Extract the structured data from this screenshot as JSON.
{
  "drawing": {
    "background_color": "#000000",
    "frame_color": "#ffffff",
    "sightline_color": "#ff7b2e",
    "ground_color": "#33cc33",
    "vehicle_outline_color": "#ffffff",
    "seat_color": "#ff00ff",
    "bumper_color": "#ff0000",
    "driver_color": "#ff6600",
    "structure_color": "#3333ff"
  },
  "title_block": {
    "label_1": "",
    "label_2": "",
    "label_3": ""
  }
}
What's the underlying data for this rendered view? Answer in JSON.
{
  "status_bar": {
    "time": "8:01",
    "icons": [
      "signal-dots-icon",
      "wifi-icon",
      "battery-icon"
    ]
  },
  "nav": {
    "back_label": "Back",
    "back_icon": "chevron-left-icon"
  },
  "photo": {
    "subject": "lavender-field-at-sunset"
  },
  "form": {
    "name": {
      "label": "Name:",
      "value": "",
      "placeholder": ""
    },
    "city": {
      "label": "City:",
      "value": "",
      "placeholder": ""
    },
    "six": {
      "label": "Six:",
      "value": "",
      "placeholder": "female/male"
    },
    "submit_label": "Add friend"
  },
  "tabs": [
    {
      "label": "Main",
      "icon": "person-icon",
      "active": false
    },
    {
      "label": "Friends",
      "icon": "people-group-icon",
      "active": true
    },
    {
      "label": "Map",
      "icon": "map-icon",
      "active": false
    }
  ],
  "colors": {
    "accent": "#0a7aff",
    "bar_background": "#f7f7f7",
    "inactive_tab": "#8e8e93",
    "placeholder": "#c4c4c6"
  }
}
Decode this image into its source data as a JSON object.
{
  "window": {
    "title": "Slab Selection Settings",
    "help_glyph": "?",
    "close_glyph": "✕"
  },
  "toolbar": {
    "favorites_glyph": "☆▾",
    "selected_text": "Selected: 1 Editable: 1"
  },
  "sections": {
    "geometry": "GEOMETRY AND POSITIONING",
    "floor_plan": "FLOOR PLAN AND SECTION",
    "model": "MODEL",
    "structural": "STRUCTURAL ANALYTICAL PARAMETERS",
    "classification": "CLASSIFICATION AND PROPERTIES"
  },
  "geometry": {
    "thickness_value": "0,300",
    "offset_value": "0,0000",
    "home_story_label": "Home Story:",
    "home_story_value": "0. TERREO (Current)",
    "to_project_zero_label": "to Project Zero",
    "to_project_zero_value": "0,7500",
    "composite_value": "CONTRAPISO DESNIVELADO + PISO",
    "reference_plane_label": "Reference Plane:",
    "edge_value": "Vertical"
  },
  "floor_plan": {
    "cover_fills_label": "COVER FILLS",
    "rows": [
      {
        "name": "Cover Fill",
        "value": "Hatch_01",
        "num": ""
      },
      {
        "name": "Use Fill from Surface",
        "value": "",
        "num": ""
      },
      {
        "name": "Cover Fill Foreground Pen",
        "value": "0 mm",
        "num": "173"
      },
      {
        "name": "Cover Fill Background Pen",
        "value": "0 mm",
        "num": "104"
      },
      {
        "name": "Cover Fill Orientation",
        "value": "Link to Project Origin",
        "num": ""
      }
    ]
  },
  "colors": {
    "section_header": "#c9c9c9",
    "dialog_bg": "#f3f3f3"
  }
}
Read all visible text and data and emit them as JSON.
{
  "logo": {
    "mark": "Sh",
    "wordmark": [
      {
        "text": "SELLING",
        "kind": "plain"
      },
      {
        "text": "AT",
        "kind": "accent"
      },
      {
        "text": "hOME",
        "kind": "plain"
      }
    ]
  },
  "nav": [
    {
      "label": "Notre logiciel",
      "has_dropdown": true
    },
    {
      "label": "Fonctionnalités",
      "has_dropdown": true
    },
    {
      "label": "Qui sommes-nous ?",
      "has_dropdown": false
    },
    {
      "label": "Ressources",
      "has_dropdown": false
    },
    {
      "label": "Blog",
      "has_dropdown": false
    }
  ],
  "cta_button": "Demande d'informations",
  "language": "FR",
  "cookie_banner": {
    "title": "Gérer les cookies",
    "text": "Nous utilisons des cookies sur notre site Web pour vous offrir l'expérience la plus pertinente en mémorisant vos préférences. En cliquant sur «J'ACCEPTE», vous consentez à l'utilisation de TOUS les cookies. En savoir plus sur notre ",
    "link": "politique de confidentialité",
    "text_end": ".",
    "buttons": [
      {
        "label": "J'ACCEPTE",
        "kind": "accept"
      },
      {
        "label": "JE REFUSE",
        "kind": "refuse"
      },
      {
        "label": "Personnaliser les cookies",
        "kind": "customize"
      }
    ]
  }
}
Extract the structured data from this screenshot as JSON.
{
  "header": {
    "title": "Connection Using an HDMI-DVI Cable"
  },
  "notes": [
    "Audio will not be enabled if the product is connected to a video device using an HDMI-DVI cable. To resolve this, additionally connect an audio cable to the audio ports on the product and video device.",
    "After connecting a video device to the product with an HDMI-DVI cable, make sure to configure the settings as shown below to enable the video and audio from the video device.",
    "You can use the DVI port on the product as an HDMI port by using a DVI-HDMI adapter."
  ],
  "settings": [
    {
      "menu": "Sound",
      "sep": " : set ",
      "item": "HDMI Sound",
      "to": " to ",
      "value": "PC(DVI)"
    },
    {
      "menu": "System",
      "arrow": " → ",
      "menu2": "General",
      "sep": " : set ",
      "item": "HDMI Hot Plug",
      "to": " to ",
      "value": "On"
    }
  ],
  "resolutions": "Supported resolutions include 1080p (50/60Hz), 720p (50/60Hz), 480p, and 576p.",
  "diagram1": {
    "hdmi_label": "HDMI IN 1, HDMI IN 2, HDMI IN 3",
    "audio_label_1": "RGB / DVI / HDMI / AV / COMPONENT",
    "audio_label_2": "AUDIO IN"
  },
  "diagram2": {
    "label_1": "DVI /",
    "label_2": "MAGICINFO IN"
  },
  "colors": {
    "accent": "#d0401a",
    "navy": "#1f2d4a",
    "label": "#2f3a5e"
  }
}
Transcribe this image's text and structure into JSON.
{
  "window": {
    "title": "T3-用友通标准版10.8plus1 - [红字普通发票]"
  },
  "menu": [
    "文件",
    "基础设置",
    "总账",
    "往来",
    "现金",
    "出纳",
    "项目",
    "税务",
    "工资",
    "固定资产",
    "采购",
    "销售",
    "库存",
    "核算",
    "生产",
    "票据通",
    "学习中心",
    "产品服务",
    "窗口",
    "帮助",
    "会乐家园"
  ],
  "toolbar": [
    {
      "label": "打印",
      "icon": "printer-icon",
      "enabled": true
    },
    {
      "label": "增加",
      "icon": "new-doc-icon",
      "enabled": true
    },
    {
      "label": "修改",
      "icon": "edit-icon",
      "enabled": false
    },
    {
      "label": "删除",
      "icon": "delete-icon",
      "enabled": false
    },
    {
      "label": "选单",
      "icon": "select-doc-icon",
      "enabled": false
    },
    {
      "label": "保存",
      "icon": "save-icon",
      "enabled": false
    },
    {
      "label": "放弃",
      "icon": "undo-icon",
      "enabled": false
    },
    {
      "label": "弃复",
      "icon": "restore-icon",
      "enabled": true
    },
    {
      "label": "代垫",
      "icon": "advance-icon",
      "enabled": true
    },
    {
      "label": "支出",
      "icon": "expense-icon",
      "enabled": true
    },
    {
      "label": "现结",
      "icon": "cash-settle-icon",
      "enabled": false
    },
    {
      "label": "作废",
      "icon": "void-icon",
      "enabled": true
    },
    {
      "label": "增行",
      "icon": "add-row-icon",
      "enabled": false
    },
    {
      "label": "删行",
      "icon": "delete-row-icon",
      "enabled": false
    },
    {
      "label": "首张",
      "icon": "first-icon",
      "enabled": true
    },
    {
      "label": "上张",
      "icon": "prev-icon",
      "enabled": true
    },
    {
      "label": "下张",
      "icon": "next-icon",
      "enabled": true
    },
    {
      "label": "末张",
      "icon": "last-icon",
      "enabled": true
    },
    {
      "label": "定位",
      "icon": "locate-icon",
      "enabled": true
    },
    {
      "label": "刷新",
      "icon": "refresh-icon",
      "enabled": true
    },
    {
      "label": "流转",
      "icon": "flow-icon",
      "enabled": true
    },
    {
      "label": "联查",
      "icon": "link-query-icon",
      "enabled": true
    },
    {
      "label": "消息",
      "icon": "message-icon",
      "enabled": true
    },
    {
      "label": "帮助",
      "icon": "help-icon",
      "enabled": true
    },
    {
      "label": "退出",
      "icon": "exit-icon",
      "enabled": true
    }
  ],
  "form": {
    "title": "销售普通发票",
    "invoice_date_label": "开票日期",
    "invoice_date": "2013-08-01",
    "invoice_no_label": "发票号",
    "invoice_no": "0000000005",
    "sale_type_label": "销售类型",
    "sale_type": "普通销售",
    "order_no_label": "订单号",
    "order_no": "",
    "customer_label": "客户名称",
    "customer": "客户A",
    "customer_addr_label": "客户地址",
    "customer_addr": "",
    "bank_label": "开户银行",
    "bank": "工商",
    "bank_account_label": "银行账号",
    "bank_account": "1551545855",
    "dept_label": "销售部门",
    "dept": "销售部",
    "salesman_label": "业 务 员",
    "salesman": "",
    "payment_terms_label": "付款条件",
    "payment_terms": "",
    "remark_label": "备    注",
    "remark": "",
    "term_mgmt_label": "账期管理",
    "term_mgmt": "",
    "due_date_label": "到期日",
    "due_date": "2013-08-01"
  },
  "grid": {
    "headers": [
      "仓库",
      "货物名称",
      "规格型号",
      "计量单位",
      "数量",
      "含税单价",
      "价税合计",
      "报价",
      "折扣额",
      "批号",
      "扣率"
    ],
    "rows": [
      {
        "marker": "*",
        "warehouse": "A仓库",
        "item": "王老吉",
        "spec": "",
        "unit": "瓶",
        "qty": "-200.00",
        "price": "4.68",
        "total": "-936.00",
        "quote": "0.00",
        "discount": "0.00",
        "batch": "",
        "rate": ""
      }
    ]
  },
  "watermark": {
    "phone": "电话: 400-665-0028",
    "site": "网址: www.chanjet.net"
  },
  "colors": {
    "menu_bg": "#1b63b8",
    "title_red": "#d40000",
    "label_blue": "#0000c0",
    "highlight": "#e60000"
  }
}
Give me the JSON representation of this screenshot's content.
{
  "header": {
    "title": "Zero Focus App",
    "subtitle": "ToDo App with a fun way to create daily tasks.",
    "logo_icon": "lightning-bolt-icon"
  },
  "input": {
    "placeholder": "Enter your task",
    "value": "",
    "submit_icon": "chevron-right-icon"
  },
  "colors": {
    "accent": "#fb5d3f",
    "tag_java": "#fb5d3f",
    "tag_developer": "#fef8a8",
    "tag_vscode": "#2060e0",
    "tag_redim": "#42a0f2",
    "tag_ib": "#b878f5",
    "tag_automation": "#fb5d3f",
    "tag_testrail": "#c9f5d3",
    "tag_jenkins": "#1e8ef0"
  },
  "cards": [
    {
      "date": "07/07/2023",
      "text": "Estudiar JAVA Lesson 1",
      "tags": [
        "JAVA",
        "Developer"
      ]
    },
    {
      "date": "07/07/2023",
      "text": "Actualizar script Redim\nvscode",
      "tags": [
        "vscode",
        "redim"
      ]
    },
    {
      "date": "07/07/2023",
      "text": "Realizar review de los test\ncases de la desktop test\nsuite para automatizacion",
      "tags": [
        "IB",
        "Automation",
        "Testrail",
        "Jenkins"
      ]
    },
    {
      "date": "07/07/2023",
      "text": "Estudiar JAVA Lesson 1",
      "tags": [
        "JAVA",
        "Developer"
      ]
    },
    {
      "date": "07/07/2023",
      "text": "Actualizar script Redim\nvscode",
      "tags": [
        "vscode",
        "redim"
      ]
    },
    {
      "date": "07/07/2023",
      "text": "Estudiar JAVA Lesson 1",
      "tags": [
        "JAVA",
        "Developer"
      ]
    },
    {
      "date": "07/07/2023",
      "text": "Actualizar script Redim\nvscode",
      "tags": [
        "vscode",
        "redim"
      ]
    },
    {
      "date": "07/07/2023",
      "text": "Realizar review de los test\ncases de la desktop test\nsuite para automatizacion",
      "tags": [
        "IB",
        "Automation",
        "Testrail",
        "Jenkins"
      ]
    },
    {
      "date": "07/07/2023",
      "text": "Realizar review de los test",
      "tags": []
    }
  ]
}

-*-

### Task to carry out
Gather all lines where the word "ACCEPTE" appears.

### Exercise response
    "text": "Nous utilisons des cookies sur notre site Web pour vous offrir l'expérience la plus pertinente en mémorisant vos préférences. En cliquant sur «J'ACCEPTE», vous consentez à l'utilisation de TOUS les cookies. En savoir plus sur notre ",
        "label": "J'ACCEPTE",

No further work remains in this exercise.